STATED TASK:
Each entry below must be repeated exactly, with pictures left out.

(Stored records)
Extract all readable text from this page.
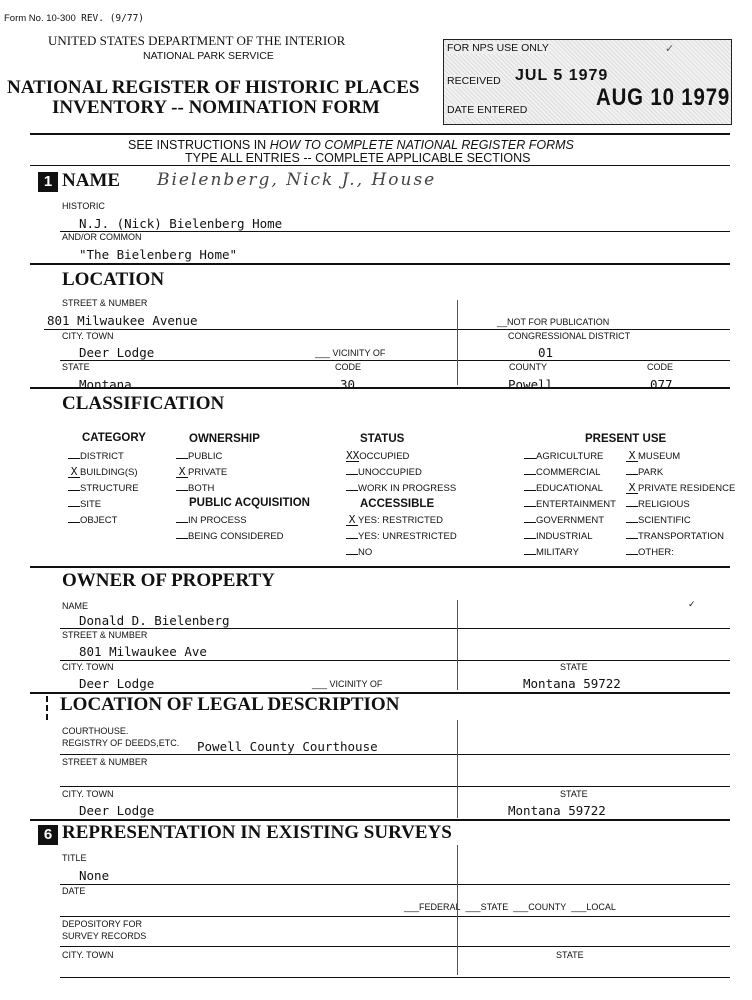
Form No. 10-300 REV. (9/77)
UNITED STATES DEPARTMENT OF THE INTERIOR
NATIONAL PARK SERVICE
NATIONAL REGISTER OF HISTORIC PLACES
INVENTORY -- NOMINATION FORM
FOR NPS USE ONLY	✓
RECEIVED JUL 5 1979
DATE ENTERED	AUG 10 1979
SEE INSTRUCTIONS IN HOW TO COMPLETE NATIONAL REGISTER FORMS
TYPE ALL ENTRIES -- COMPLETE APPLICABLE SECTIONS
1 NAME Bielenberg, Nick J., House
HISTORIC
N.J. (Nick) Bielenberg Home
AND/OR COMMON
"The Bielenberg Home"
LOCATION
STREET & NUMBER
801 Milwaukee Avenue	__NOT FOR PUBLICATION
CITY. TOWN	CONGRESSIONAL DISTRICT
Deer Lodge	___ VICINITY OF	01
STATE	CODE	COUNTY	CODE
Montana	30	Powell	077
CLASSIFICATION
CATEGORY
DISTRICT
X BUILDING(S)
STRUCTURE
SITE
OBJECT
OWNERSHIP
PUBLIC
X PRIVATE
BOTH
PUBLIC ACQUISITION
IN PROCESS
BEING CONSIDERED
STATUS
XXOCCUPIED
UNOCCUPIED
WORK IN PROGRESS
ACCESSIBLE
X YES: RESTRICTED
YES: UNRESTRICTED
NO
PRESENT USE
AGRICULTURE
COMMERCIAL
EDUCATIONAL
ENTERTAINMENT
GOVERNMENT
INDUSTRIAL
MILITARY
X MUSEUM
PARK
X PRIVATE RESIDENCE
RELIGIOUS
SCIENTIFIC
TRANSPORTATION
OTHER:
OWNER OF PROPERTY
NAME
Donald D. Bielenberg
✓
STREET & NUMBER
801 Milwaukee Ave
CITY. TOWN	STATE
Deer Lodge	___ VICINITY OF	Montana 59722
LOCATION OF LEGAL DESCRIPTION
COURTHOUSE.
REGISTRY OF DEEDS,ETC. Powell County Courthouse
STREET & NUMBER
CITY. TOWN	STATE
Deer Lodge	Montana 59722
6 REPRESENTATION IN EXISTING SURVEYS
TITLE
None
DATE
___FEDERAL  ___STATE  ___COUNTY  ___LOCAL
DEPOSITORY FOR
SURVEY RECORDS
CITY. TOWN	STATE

IN RESPONSE:
Extract all readable text from this page.
Form No. 10-300 REV. (9/77)
UNITED STATES DEPARTMENT OF THE INTERIOR
NATIONAL PARK SERVICE
NATIONAL REGISTER OF HISTORIC PLACES
INVENTORY -- NOMINATION FORM
FOR NPS USE ONLY	✓
RECEIVED JUL 5 1979
DATE ENTERED	AUG 10 1979
SEE INSTRUCTIONS IN HOW TO COMPLETE NATIONAL REGISTER FORMS
TYPE ALL ENTRIES -- COMPLETE APPLICABLE SECTIONS
1 NAME Bielenberg, Nick J., House
HISTORIC
N.J. (Nick) Bielenberg Home
AND/OR COMMON
"The Bielenberg Home"
LOCATION
STREET & NUMBER
801 Milwaukee Avenue	__NOT FOR PUBLICATION
CITY. TOWN	CONGRESSIONAL DISTRICT
Deer Lodge	___ VICINITY OF	01
STATE	CODE	COUNTY	CODE
Montana	30	Powell	077
CLASSIFICATION
CATEGORY
DISTRICT
X BUILDING(S)
STRUCTURE
SITE
OBJECT
OWNERSHIP
PUBLIC
X PRIVATE
BOTH
PUBLIC ACQUISITION
IN PROCESS
BEING CONSIDERED
STATUS
XXOCCUPIED
UNOCCUPIED
WORK IN PROGRESS
ACCESSIBLE
X YES: RESTRICTED
YES: UNRESTRICTED
NO
PRESENT USE
AGRICULTURE
COMMERCIAL
EDUCATIONAL
ENTERTAINMENT
GOVERNMENT
INDUSTRIAL
MILITARY
X MUSEUM
PARK
X PRIVATE RESIDENCE
RELIGIOUS
SCIENTIFIC
TRANSPORTATION
OTHER:
OWNER OF PROPERTY
NAME
Donald D. Bielenberg
✓
STREET & NUMBER
801 Milwaukee Ave
CITY. TOWN	STATE
Deer Lodge	___ VICINITY OF	Montana 59722
LOCATION OF LEGAL DESCRIPTION
COURTHOUSE.
REGISTRY OF DEEDS,ETC. Powell County Courthouse
STREET & NUMBER
CITY. TOWN	STATE
Deer Lodge	Montana 59722
6 REPRESENTATION IN EXISTING SURVEYS
TITLE
None
DATE
___FEDERAL  ___STATE  ___COUNTY  ___LOCAL
DEPOSITORY FOR
SURVEY RECORDS
CITY. TOWN	STATE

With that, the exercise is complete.